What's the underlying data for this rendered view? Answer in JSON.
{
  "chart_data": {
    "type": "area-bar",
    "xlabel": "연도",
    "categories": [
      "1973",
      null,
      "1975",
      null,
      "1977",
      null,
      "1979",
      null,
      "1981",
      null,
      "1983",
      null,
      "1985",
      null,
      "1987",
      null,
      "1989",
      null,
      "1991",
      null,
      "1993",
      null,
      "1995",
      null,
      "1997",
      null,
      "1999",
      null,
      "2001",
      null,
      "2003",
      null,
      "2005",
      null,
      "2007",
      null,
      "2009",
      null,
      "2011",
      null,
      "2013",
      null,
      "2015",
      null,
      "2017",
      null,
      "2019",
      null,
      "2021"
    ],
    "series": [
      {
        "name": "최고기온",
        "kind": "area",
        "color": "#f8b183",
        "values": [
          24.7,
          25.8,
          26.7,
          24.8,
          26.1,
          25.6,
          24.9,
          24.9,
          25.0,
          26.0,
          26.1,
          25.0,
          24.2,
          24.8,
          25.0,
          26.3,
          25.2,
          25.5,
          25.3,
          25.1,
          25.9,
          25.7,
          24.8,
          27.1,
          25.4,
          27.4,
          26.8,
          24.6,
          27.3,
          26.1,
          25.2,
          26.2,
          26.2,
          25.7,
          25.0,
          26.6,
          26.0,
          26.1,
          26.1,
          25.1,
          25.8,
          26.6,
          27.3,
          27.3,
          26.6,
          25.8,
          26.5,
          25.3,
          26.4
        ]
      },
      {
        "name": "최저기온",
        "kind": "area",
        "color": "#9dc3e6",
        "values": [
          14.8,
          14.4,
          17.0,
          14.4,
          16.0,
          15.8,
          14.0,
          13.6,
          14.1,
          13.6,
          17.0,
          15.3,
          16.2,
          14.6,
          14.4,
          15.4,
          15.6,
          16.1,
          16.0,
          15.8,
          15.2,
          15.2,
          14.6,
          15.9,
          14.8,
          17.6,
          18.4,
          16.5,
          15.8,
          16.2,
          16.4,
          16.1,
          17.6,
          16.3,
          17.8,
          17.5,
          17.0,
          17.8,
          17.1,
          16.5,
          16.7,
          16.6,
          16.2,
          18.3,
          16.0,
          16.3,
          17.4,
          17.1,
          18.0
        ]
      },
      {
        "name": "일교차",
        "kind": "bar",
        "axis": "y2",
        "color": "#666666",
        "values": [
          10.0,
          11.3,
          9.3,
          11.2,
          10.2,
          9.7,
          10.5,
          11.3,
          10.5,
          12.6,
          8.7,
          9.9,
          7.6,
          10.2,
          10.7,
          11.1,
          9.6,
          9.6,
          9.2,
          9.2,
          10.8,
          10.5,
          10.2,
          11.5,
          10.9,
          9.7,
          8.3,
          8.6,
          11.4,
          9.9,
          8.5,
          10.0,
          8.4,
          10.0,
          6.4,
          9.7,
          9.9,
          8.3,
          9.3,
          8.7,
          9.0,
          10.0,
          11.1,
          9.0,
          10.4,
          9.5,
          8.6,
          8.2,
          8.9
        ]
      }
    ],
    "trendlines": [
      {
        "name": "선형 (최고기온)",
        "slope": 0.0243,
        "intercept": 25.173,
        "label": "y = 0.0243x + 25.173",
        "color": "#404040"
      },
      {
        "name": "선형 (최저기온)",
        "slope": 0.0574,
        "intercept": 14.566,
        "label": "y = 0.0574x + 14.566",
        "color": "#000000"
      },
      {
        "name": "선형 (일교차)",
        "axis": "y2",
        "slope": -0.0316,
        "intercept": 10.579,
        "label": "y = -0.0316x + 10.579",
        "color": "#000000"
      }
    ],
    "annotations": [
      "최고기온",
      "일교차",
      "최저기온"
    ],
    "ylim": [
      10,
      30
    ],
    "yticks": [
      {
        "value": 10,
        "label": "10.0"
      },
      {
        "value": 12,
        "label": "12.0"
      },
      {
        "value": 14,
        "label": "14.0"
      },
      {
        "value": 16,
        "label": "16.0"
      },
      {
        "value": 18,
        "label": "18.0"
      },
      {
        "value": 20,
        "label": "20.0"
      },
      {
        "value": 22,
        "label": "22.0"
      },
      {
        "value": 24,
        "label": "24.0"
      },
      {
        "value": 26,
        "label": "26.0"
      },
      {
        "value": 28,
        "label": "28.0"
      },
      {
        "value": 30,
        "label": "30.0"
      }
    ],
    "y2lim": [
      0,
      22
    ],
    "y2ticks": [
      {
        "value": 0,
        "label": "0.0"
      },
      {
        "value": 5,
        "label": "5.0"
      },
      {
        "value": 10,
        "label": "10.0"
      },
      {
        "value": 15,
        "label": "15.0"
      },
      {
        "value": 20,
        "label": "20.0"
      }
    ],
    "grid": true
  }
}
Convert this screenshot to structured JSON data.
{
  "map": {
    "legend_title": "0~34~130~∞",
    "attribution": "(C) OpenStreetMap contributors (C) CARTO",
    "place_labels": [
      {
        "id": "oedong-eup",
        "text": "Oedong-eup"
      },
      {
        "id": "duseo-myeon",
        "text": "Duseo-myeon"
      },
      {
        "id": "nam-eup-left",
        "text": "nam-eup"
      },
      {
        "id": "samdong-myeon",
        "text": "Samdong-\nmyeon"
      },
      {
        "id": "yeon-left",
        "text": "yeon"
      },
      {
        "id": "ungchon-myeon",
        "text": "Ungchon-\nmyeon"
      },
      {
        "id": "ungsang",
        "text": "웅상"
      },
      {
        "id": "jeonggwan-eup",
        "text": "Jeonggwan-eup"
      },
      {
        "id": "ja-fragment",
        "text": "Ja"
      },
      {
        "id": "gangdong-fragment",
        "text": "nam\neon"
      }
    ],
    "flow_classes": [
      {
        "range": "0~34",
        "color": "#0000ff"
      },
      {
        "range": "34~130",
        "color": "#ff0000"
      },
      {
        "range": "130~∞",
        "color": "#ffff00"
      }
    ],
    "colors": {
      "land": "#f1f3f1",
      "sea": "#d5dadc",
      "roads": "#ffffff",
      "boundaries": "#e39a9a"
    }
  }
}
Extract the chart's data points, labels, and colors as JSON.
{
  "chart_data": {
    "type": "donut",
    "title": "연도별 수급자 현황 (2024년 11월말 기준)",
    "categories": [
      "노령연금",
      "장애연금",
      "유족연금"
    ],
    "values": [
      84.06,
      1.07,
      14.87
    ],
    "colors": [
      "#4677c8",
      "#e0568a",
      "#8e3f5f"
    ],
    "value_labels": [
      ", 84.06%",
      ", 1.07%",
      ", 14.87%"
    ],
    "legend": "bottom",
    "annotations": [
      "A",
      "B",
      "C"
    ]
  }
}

▶ _Goal_:
In the entries above, find the line containing "Extract the chart's". Set down that line and every line after it through the last one, exactly and alone.

▶ _Solution to the problem_:
Extract the chart's data points, labels, and colors as JSON.
{
  "chart_data": {
    "type": "donut",
    "title": "연도별 수급자 현황 (2024년 11월말 기준)",
    "categories": [
      "노령연금",
      "장애연금",
      "유족연금"
    ],
    "values": [
      84.06,
      1.07,
      14.87
    ],
    "colors": [
      "#4677c8",
      "#e0568a",
      "#8e3f5f"
    ],
    "value_labels": [
      ", 84.06%",
      ", 1.07%",
      ", 14.87%"
    ],
    "legend": "bottom",
    "annotations": [
      "A",
      "B",
      "C"
    ]
  }
}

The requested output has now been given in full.